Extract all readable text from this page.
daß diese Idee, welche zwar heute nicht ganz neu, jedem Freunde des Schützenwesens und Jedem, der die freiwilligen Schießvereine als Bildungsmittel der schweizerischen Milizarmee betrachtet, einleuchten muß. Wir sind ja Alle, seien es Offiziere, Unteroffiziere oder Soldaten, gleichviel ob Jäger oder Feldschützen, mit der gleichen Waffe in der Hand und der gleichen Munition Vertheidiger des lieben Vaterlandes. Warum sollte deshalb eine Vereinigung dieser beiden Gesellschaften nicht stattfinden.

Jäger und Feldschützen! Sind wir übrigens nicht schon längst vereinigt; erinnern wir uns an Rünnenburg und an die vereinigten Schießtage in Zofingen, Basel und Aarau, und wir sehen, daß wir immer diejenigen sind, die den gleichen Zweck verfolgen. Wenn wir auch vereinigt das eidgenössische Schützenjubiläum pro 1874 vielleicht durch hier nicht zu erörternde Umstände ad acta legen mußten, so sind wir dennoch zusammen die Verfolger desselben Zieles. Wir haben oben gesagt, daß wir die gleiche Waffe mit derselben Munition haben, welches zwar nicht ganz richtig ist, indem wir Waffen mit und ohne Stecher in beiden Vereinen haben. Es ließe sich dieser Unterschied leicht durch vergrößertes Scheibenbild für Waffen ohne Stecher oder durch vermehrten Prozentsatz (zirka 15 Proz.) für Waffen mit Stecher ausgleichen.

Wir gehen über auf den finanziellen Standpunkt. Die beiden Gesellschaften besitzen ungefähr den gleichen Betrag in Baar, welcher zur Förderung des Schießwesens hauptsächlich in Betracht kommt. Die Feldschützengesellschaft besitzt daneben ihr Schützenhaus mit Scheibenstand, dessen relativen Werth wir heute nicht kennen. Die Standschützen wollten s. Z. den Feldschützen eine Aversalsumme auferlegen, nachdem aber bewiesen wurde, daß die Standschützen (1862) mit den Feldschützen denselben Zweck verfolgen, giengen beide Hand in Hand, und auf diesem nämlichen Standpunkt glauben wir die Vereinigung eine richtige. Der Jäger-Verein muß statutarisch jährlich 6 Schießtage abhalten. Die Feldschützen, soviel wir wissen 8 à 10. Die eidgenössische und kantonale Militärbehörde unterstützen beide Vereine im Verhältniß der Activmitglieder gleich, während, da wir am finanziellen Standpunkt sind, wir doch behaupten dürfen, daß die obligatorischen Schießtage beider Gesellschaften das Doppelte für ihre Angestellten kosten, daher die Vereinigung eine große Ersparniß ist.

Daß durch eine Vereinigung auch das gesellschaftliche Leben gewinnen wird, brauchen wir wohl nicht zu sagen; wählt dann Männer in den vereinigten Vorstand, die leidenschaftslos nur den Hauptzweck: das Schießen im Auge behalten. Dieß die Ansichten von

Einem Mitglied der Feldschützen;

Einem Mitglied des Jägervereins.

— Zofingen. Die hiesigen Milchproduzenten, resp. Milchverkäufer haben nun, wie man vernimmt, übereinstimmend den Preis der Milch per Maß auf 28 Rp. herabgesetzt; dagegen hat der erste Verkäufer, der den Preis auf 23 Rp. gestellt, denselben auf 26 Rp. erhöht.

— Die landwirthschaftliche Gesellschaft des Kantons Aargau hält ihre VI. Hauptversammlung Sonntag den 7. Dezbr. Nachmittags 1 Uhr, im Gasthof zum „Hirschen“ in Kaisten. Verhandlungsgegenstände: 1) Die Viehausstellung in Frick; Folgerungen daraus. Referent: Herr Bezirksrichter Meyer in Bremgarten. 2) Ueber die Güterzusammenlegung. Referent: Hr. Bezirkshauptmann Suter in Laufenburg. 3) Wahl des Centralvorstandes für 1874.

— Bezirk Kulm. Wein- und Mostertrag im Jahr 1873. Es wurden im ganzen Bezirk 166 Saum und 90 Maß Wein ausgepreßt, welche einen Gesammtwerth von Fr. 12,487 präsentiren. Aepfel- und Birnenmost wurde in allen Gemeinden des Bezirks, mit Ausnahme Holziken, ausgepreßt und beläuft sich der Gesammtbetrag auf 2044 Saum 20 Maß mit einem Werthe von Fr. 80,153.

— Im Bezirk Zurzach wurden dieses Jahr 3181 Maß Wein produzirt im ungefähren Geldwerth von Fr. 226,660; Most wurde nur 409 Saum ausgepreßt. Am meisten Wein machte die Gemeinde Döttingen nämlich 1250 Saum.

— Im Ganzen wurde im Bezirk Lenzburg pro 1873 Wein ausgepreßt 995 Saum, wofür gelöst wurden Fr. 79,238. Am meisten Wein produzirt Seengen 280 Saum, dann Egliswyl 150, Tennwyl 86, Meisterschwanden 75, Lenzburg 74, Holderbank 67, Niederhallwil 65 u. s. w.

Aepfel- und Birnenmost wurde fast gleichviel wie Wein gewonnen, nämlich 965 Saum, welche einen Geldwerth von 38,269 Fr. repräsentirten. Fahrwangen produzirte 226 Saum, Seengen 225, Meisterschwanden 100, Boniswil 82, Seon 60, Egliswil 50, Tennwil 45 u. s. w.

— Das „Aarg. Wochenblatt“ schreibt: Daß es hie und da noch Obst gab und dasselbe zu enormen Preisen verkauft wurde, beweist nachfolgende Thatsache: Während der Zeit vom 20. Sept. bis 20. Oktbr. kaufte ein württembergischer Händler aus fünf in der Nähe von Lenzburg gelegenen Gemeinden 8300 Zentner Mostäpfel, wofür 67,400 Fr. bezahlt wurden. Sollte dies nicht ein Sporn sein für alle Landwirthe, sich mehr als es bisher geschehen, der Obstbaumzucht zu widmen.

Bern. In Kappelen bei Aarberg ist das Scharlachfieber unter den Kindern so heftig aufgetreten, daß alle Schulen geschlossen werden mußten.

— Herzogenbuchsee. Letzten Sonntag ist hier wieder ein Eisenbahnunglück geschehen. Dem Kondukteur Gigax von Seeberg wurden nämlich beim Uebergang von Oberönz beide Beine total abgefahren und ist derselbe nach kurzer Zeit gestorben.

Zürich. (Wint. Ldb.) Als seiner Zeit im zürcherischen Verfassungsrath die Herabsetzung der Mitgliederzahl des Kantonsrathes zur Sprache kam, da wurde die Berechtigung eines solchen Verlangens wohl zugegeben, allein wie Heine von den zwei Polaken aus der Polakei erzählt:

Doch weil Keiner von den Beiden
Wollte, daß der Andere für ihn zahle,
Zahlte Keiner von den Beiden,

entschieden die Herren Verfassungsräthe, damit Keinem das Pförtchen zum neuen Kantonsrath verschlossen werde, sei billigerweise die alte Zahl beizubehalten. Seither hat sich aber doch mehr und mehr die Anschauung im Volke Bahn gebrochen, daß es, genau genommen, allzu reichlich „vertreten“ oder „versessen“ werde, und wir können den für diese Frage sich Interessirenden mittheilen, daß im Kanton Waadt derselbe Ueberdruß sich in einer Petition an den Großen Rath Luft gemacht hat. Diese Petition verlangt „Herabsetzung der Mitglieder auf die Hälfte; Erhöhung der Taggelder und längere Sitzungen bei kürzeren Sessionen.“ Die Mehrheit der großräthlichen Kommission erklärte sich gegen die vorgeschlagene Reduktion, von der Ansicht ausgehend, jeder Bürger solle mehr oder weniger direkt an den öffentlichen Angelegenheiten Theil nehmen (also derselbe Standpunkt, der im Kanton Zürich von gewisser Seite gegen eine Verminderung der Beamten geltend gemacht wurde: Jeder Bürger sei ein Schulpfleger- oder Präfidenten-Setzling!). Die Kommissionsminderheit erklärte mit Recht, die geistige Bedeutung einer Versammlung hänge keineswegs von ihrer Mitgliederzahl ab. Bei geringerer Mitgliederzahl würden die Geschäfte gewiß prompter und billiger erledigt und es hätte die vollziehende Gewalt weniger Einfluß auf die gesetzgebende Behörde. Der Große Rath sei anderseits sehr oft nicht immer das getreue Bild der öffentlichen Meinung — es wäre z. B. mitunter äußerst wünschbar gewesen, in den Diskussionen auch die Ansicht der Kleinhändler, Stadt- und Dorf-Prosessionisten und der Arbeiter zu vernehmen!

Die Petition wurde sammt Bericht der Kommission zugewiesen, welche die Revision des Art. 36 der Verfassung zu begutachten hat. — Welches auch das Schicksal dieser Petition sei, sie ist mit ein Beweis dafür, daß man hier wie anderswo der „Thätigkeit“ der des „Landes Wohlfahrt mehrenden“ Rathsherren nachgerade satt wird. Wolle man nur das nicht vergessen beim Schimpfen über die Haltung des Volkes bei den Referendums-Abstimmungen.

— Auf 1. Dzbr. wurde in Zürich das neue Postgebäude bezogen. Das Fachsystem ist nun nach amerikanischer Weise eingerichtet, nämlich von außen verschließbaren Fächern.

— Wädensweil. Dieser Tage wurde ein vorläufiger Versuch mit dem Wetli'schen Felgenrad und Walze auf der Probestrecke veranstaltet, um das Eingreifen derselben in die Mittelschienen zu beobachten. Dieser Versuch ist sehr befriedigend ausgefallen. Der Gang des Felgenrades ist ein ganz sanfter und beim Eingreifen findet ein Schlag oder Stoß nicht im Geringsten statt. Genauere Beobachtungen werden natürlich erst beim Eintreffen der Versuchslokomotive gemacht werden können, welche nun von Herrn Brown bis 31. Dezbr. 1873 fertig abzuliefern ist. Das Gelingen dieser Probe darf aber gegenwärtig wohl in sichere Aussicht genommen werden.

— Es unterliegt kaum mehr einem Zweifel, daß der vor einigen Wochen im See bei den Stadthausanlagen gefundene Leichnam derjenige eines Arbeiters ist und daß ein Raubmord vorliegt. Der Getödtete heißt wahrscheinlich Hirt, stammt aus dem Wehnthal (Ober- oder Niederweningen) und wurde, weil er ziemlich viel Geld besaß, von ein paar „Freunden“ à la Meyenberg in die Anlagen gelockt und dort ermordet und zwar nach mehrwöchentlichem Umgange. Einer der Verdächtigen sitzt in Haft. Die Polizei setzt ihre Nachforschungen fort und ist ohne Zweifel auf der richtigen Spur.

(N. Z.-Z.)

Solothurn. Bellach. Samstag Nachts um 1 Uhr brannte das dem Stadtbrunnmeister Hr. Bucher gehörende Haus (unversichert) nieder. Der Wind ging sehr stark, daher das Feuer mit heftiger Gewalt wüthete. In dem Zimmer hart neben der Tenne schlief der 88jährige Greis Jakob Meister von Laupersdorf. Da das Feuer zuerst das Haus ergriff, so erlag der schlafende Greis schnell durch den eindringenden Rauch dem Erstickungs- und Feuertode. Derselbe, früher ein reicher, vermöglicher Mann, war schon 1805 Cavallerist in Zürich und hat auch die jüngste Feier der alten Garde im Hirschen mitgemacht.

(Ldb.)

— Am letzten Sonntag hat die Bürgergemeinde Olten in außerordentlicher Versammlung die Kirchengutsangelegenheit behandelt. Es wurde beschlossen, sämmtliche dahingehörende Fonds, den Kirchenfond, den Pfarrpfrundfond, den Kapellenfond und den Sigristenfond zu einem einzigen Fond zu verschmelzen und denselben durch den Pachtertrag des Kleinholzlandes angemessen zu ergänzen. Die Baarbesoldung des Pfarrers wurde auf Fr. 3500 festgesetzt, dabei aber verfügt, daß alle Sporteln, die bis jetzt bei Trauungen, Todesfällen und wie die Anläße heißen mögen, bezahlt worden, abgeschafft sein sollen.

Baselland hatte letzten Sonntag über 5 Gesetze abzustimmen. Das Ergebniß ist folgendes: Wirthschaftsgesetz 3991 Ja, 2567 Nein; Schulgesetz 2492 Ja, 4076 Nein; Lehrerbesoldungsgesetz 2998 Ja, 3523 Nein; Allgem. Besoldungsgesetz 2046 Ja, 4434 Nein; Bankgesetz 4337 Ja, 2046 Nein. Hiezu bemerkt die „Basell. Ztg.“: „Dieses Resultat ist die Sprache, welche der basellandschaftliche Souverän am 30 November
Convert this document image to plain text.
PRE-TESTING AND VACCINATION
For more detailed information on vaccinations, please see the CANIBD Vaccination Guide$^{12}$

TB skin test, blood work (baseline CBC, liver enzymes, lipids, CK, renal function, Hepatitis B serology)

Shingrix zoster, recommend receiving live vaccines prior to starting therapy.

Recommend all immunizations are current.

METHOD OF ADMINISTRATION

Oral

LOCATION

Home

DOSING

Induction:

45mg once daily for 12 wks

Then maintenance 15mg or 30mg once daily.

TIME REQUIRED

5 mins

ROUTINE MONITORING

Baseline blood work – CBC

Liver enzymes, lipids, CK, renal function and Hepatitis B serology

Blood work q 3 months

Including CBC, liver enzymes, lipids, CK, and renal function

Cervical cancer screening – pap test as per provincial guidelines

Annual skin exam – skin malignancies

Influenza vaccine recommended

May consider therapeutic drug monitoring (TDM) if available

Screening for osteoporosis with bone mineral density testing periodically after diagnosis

Directions: Copy out each line of the listing where the string "this" appears.

Completed task:
Extract all readable text from this page.
Convert this document image to plain text.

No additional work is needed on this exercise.